## Excerpt to read
Threshold must be selected to avoid false alarms.

Nikolay Shmyrev
  • 24,897
  • 5
  • 43
  • 87
  • 2
    Can you share the entire text inside your .gram file please? I feel that something else is missing. I am new to grammar files. – Josh Mar 20 '15 at 16:30
  • There is nothing to update, this file is a file for keyword spotting as is, you should not add anything. And it is not grammar file, grammars are different. To learn about keyword spotting visit CMUSphinx page http://cmusphinx.sourceforge.net/wiki/tutoriallm – Nikolay Shmyrev Nov 19 '15 at 14:15
  • Assuming I use such a file with pocketsphinx_continuous, I would provide the file path using `-kws`. Could I then use `cmudict-en-us.dict` and the included 16-bit PTM `en-us` ARPA model? Would the accuracy improve if I created a new dictionary for just those 5 words? – user2023370 Jan 11 '16 at 00:53
  • 1
    en-us-ptm is an acoustic model, it is not arpa model. it is 16khz, not 16 bit. creating new dictionary would not improve the accuracy, though it might save you some memory (about 3mb). – Nikolay Shmyrev Jan 11 '16 at 00:58
  • Yes indeed, 16khz acoustic. What is the significance of making the threshold for `forwards` different from the others? Why not denote it as `/1e-1/` rather than `/0.1/`? – user2023370 Jan 11 '16 at 08:56
  • 1
    The threshold depends on the word, for optimal detection you need to use word-specific thresholds. Since word "forwards" has two syllables, it most likely needs a different threshold. You can use 0.1 if you like. – Nikolay Shmyrev Jan 11 '16 at 08:57
  • Are there any examples of such files in pocketsphinx? Do they have a file extension? – user2023370 Jan 11 '16 at 14:18
  • Example is provided in the answer. You do not need extension, you can choose arbitrary one according to your preferences. – Nikolay Shmyrev Jan 11 '16 at 15:01
  • why we need threshold,can anyone tell me – Mansuu.... Mar 22 '16 at 06:44
  • i am facing a problem it is listening words without saying anything – Mansuu.... Mar 22 '16 at 07:19
  • Threshold controls false alarms, if you have too many detections simply change threshold. – Nikolay Shmyrev Mar 22 '16 at 10:05
  • can we use local language words for speech recognition? – Mansuu.... Mar 30 '16 at 07:30
  • @NikolayShmyrev . i read this, but my problem is how can i define new KEYWORD -e.g. my phone- too. would toy please check my question? http://stackoverflow.com/q/37629636/3671748 – Mina Dahesh Jun 04 '16 at 13:38
  • can u help me please : http://stackoverflow.com/questions/39506271/how-can-i-add-custom-dictionaries-into-pocketsphinx-android – S.M_Emamian Sep 15 '16 at 08:38
0

Working on updating Antinous amendment to the PocketSphinx demo to allow it to run on Android Studio. This is what I have so far,

//Note: change MainActivity to PocketSphinxActivity for demo use...

## Description of the task
According to the thread above, what kind of model is en-us-ptm?

## Dataset records
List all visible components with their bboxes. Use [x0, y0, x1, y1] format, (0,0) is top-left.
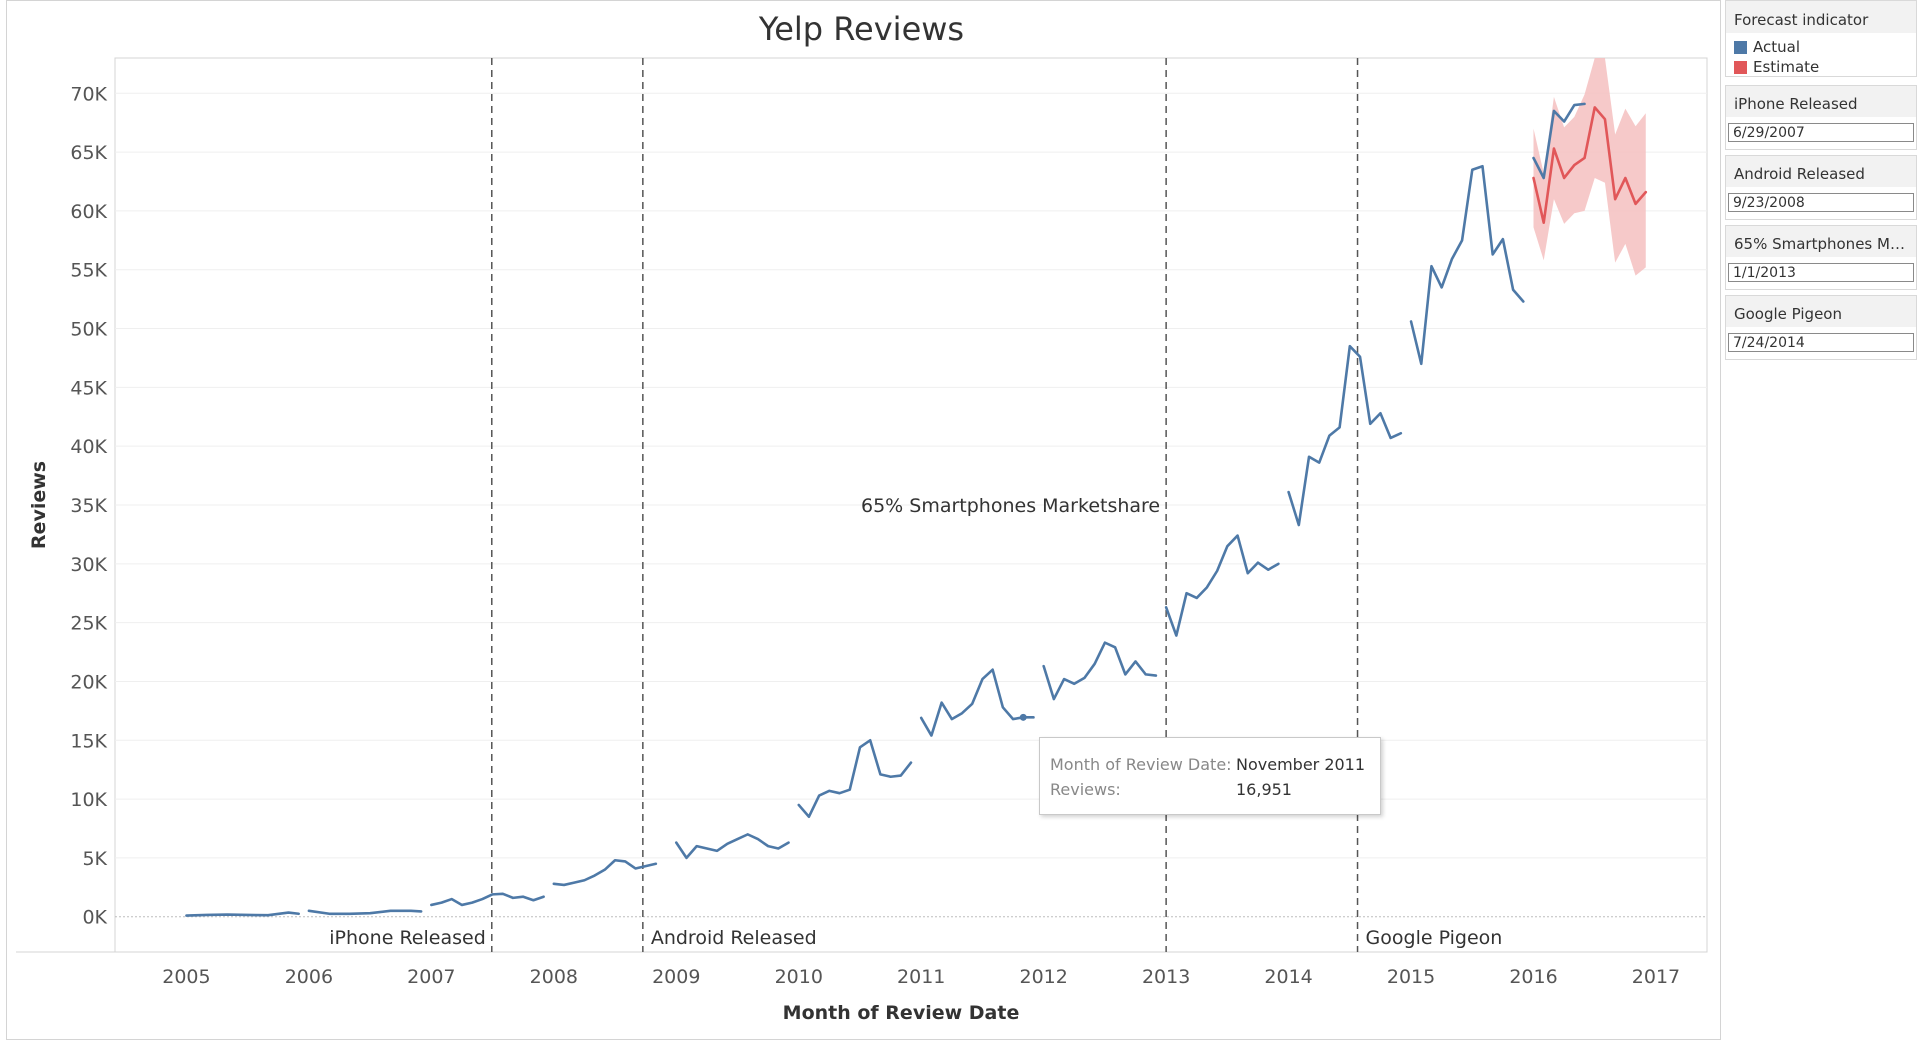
- x-axis-title: Month of Review Date: [783, 1002, 1020, 1024]
- y-tick-label: 45K: [70, 377, 107, 399]
- series-line-actual[interactable]: [1409, 164, 1525, 366]
- reference-line-label: Google Pigeon: [1366, 927, 1503, 949]
- parameter-title: iPhone Released: [1726, 86, 1916, 117]
- x-tick-label: 2013: [1142, 966, 1190, 988]
- series-line-actual[interactable]: [552, 858, 658, 887]
- y-tick-label: 10K: [70, 789, 107, 811]
- highlighted-point[interactable]: [1019, 713, 1027, 721]
- tooltip: Month of Review Date: November 2011 Revie…: [1039, 737, 1381, 815]
- x-tick-label: 2016: [1509, 966, 1557, 988]
- y-tick-label: 0K: [82, 907, 107, 929]
- y-axis-title: Reviews: [28, 461, 50, 549]
- legend-item-actual[interactable]: Actual: [1726, 37, 1916, 57]
- legend-label: Actual: [1753, 38, 1800, 56]
- parameter-input-smartphones[interactable]: 1/1/2013: [1728, 263, 1914, 282]
- series-line-actual[interactable]: [185, 911, 300, 917]
- y-tick-label: 70K: [70, 83, 107, 105]
- parameter-iphone-released: iPhone Released 6/29/2007: [1725, 85, 1917, 150]
- parameter-title: Google Pigeon: [1726, 296, 1916, 327]
- y-tick-label: 20K: [70, 671, 107, 693]
- tooltip-row-month: Month of Review Date: November 2011: [1050, 755, 1380, 780]
- parameter-input-iphone[interactable]: 6/29/2007: [1728, 123, 1914, 142]
- tooltip-key: Reviews:: [1050, 780, 1121, 799]
- x-tick-label: 2005: [162, 966, 210, 988]
- series-line-actual[interactable]: [674, 833, 790, 860]
- legend-title: Forecast indicator: [1726, 1, 1916, 33]
- series-line-estimate[interactable]: [1532, 106, 1648, 224]
- series-line-actual[interactable]: [430, 892, 545, 907]
- legend-swatch-actual: [1734, 40, 1747, 54]
- forecast-band: [1533, 58, 1646, 276]
- series-line-actual[interactable]: [797, 738, 913, 819]
- y-tick-label: 50K: [70, 319, 107, 341]
- x-tick-label: 2012: [1019, 966, 1067, 988]
- x-tick-label: 2014: [1264, 966, 1312, 988]
- y-tick-label: 15K: [70, 730, 107, 752]
- tooltip-row-reviews: Reviews: 16,951: [1050, 780, 1380, 805]
- series-line-actual[interactable]: [1532, 102, 1586, 180]
- line-chart[interactable]: 0K 5K 10K 15K 20K 25K 30K 35K 40K 45K 50K 55K 60K 65K…: [0, 0, 1723, 1043]
- reference-line-label: iPhone Released: [329, 927, 485, 949]
- y-tick-label: 35K: [70, 495, 107, 517]
- parameter-smartphones-marketshare: 65% Smartphones Mar... 1/1/2013: [1725, 225, 1917, 290]
- parameter-google-pigeon: Google Pigeon 7/24/2014: [1725, 295, 1917, 360]
- y-tick-label: 65K: [70, 142, 107, 164]
- tooltip-value: 16,951: [1236, 780, 1292, 799]
- y-tick-label: 30K: [70, 554, 107, 576]
- chart-title: Yelp Reviews: [758, 10, 965, 48]
- x-tick-label: 2007: [407, 966, 455, 988]
- reference-line-label: 65% Smartphones Marketshare: [861, 495, 1160, 517]
- y-tick-label: 5K: [82, 848, 107, 870]
- series-line-actual[interactable]: [307, 909, 423, 916]
- x-tick-label: 2008: [530, 966, 578, 988]
- series-line-actual[interactable]: [919, 668, 1035, 737]
- parameter-input-android[interactable]: 9/23/2008: [1728, 193, 1914, 212]
- y-tick-label: 25K: [70, 613, 107, 635]
- reference-line-label: Android Released: [651, 927, 817, 949]
- x-tick-label: 2010: [775, 966, 823, 988]
- tooltip-value: November 2011: [1236, 755, 1366, 774]
- parameter-title: 65% Smartphones Mar...: [1726, 226, 1916, 257]
- chart-worksheet: [6, 0, 1721, 1040]
- tooltip-key: Month of Review Date:: [1050, 755, 1232, 774]
- x-tick-label: 2009: [652, 966, 700, 988]
- series-line-actual[interactable]: [1042, 641, 1158, 701]
- legend-item-estimate[interactable]: Estimate: [1726, 57, 1916, 77]
- y-tick-label: 60K: [70, 201, 107, 223]
- legend-panel: Forecast indicator Actual Estimate: [1725, 0, 1917, 77]
- x-tick-label: 2015: [1387, 966, 1435, 988]
- y-tick-label: 40K: [70, 436, 107, 458]
- sidebar: Forecast indicator Actual Estimate iPhon…: [1725, 0, 1917, 365]
- x-tick-label: 2011: [897, 966, 945, 988]
- y-tick-label: 55K: [70, 260, 107, 282]
- x-tick-label: 2006: [285, 966, 333, 988]
- legend-label: Estimate: [1753, 58, 1820, 76]
- series-line-actual[interactable]: [1164, 534, 1280, 637]
- x-tick-label: 2017: [1632, 966, 1680, 988]
- series-line-actual[interactable]: [1287, 344, 1403, 527]
- parameter-input-pigeon[interactable]: 7/24/2014: [1728, 333, 1914, 352]
- parameter-android-released: Android Released 9/23/2008: [1725, 155, 1917, 220]
- legend-swatch-estimate: [1734, 60, 1747, 74]
- parameter-title: Android Released: [1726, 156, 1916, 187]
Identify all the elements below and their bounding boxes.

## The answer
It is an acoustic model, and it is 16 kHz.